EXERCISE DESCRIPTION
Copy the data precisely, character for character, and leave out every picture.

Excerpts from a figure dataset:
[start]
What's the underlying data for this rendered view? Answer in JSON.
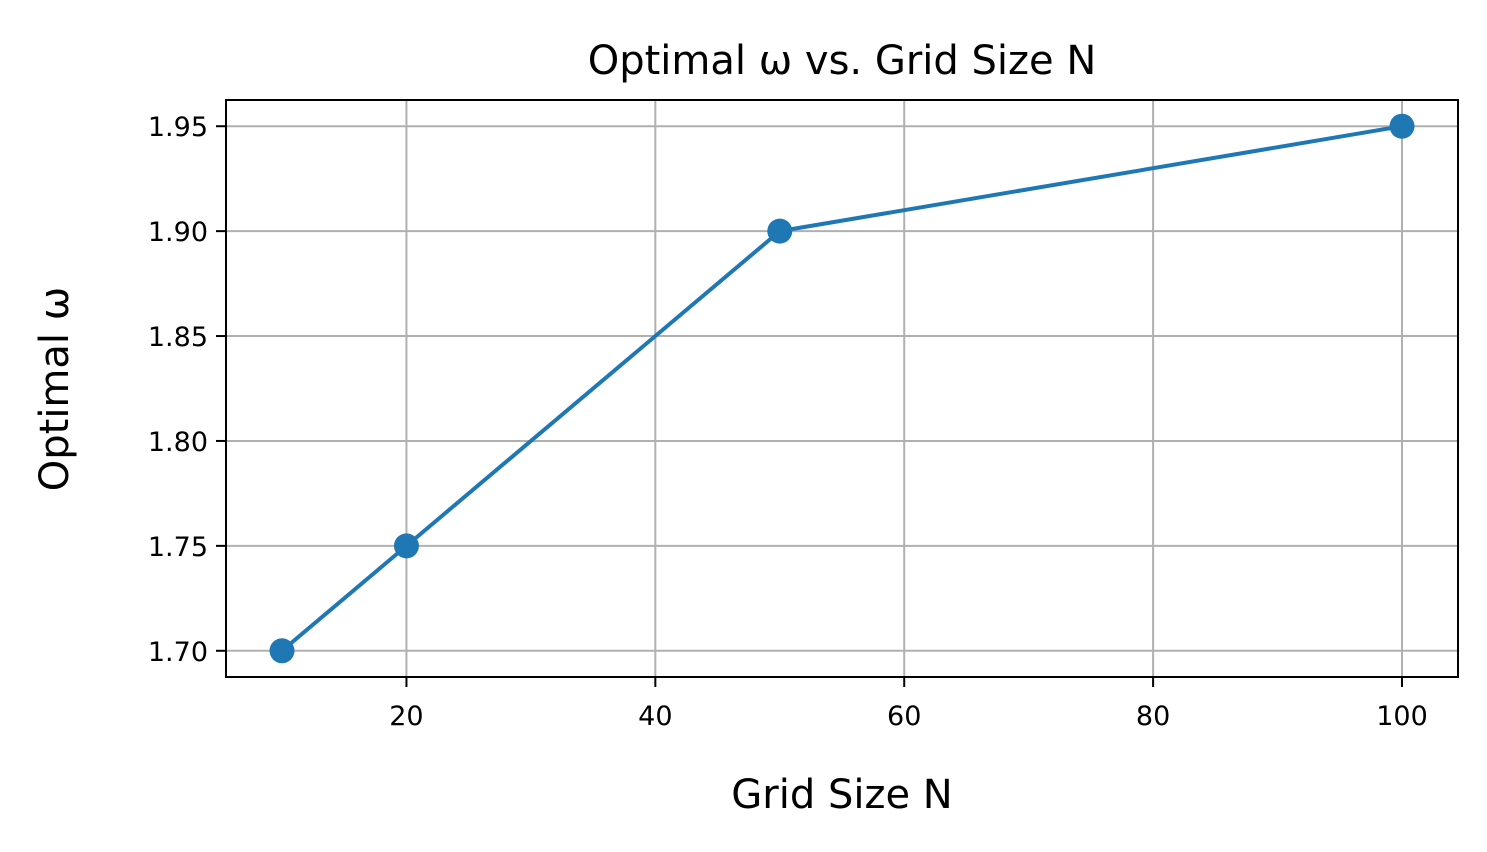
{
  "chart_data": {
    "type": "line",
    "title": "Optimal ω vs. Grid Size N",
    "xlabel": "Grid Size N",
    "ylabel": "Optimal ω",
    "xlim": [
      5.5,
      104.5
    ],
    "ylim": [
      1.6875,
      1.9625
    ],
    "xticks": [
      20,
      40,
      60,
      80,
      100
    ],
    "xtick_labels": [
      "20",
      "40",
      "60",
      "80",
      "100"
    ],
    "yticks": [
      1.7,
      1.75,
      1.8,
      1.85,
      1.9,
      1.95
    ],
    "ytick_labels": [
      "1.70",
      "1.75",
      "1.80",
      "1.85",
      "1.90",
      "1.95"
    ],
    "grid": true,
    "series": [
      {
        "x": [
          10,
          20,
          50,
          100
        ],
        "y": [
          1.7,
          1.75,
          1.9,
          1.95
        ],
        "color": "#1f77b4",
        "marker": "circle"
      }
    ]
  }
}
[end]
RESULT OF THIS TASK
What's the underlying data for this rendered view? Answer in JSON.
{
  "chart_data": {
    "type": "line",
    "title": "Optimal ω vs. Grid Size N",
    "xlabel": "Grid Size N",
    "ylabel": "Optimal ω",
    "xlim": [
      5.5,
      104.5
    ],
    "ylim": [
      1.6875,
      1.9625
    ],
    "xticks": [
      20,
      40,
      60,
      80,
      100
    ],
    "xtick_labels": [
      "20",
      "40",
      "60",
      "80",
      "100"
    ],
    "yticks": [
      1.7,
      1.75,
      1.8,
      1.85,
      1.9,
      1.95
    ],
    "ytick_labels": [
      "1.70",
      "1.75",
      "1.80",
      "1.85",
      "1.90",
      "1.95"
    ],
    "grid": true,
    "series": [
      {
        "x": [
          10,
          20,
          50,
          100
        ],
        "y": [
          1.7,
          1.75,
          1.9,
          1.95
        ],
        "color": "#1f77b4",
        "marker": "circle"
      }
    ]
  }
}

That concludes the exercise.